━━ Passage to read ━━
[wp-hackers] Auto Update Plugins

mikeschinkel at newclarity.net mikeschinkel at newclarity.net
Thu Feb 19 04:05:36 GMT 2009


Once again +1 to this.

Chris' suggestion would solve the problem I had where using Subversion  
on the entire install (plugins and all) breaks the plugin updater (it  
currently deletes the existing plugin version but won't install the  
new version when a read-only .svn directory exists in the plugin  
directory.)

-Mike

Sent from my iPhone

On Feb 18, 2009, at 10:40 PM, Chris Williams <chris at clwill.com> wrote:

> And one more advantage.  If I want to delete a plugin, I remove the
> directory. That's it.  No turds left scattered all over the place, in
> "bucket" directories that gather all kinds of turds of unknown  
> origin.  All
> plugin files live in the plugin's directory or its children.
━━━
▸ **Your tasks**
[A] In the mailing-list message, what does the plugin updater do when a read-only .svn directory exists in the plugin directory?
[B] Using the mailing-list message, explain why deleting a plugin under Chris Williams's approach takes only the removal of its directory.
━━ Given data ━━
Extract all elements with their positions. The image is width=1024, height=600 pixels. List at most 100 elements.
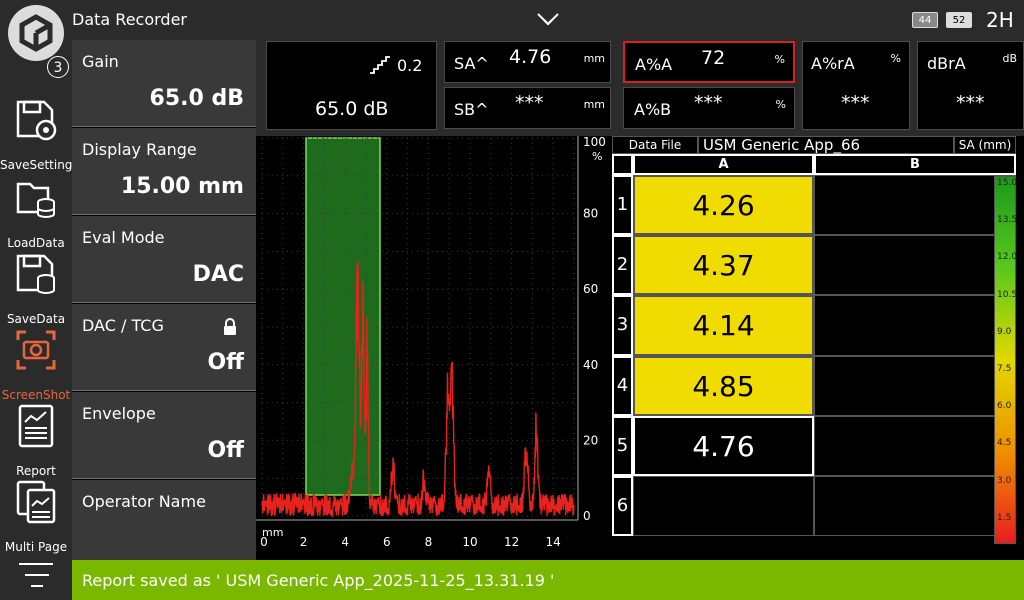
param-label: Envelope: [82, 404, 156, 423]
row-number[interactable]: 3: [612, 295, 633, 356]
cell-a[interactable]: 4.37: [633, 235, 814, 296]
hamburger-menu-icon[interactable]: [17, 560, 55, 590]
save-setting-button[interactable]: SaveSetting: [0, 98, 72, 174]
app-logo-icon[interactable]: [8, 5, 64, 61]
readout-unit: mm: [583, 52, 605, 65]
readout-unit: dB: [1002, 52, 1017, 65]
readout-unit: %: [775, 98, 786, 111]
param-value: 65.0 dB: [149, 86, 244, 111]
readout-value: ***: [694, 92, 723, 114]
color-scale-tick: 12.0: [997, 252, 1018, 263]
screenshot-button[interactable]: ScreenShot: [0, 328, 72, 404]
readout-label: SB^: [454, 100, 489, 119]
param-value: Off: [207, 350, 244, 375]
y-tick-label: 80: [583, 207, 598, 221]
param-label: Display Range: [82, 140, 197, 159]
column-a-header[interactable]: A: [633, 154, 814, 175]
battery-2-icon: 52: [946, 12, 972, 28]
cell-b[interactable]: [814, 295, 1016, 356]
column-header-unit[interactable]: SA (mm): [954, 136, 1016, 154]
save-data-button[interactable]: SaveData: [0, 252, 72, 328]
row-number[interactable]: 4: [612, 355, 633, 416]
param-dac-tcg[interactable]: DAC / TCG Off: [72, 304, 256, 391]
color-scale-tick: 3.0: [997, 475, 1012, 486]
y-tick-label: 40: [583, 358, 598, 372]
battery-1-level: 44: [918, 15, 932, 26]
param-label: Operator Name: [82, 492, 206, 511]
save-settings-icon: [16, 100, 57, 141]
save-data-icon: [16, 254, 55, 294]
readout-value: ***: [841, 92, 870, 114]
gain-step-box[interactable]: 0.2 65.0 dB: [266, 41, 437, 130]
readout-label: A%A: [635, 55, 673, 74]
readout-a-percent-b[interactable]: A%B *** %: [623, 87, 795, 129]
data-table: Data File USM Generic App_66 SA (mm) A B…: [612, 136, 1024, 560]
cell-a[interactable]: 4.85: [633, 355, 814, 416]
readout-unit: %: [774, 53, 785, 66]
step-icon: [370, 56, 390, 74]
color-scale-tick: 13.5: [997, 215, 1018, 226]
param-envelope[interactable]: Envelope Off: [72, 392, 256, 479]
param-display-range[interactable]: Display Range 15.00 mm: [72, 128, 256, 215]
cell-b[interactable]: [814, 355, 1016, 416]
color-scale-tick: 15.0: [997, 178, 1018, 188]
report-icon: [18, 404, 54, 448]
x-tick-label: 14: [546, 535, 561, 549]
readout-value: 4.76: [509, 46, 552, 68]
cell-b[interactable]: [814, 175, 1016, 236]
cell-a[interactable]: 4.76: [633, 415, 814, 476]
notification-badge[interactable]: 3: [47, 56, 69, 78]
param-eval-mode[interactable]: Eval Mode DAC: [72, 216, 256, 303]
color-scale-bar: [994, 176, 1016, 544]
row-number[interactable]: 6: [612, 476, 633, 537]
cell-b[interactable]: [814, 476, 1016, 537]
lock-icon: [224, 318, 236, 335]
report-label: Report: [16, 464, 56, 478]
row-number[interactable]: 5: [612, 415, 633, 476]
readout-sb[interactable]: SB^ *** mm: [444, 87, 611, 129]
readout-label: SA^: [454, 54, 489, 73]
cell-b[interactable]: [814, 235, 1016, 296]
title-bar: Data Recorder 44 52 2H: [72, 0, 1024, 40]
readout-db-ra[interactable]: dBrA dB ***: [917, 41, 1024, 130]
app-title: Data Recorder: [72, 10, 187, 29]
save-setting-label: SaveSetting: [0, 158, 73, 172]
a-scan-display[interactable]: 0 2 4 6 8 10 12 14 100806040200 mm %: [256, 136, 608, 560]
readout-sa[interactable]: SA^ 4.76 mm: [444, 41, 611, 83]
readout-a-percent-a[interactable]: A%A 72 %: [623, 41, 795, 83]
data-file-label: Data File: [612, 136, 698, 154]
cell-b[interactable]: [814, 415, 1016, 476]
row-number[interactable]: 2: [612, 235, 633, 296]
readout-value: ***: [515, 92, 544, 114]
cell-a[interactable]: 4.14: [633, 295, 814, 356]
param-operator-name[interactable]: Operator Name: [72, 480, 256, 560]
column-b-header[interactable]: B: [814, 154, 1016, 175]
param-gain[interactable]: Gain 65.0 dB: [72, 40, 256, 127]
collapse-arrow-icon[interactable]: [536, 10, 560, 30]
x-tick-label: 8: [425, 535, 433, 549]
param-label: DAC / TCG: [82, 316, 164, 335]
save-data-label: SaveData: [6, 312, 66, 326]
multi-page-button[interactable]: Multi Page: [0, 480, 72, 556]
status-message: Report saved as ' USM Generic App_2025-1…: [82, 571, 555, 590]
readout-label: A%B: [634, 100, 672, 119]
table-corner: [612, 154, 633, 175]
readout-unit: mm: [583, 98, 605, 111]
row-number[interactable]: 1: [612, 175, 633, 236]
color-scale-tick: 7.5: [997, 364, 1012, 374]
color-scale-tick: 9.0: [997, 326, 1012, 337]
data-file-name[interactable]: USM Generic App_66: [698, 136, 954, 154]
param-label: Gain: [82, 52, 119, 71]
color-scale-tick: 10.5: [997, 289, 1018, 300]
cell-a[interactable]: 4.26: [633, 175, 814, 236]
━━━
▸ **Answers in order**
[A] It deletes the existing plugin version but won't install the new version.

[B] Under this approach, all of a plugin's files live in the plugin's directory or its children. Removing that one directory therefore deletes the whole plugin and leaves no files scattered in shared "bucket" directories.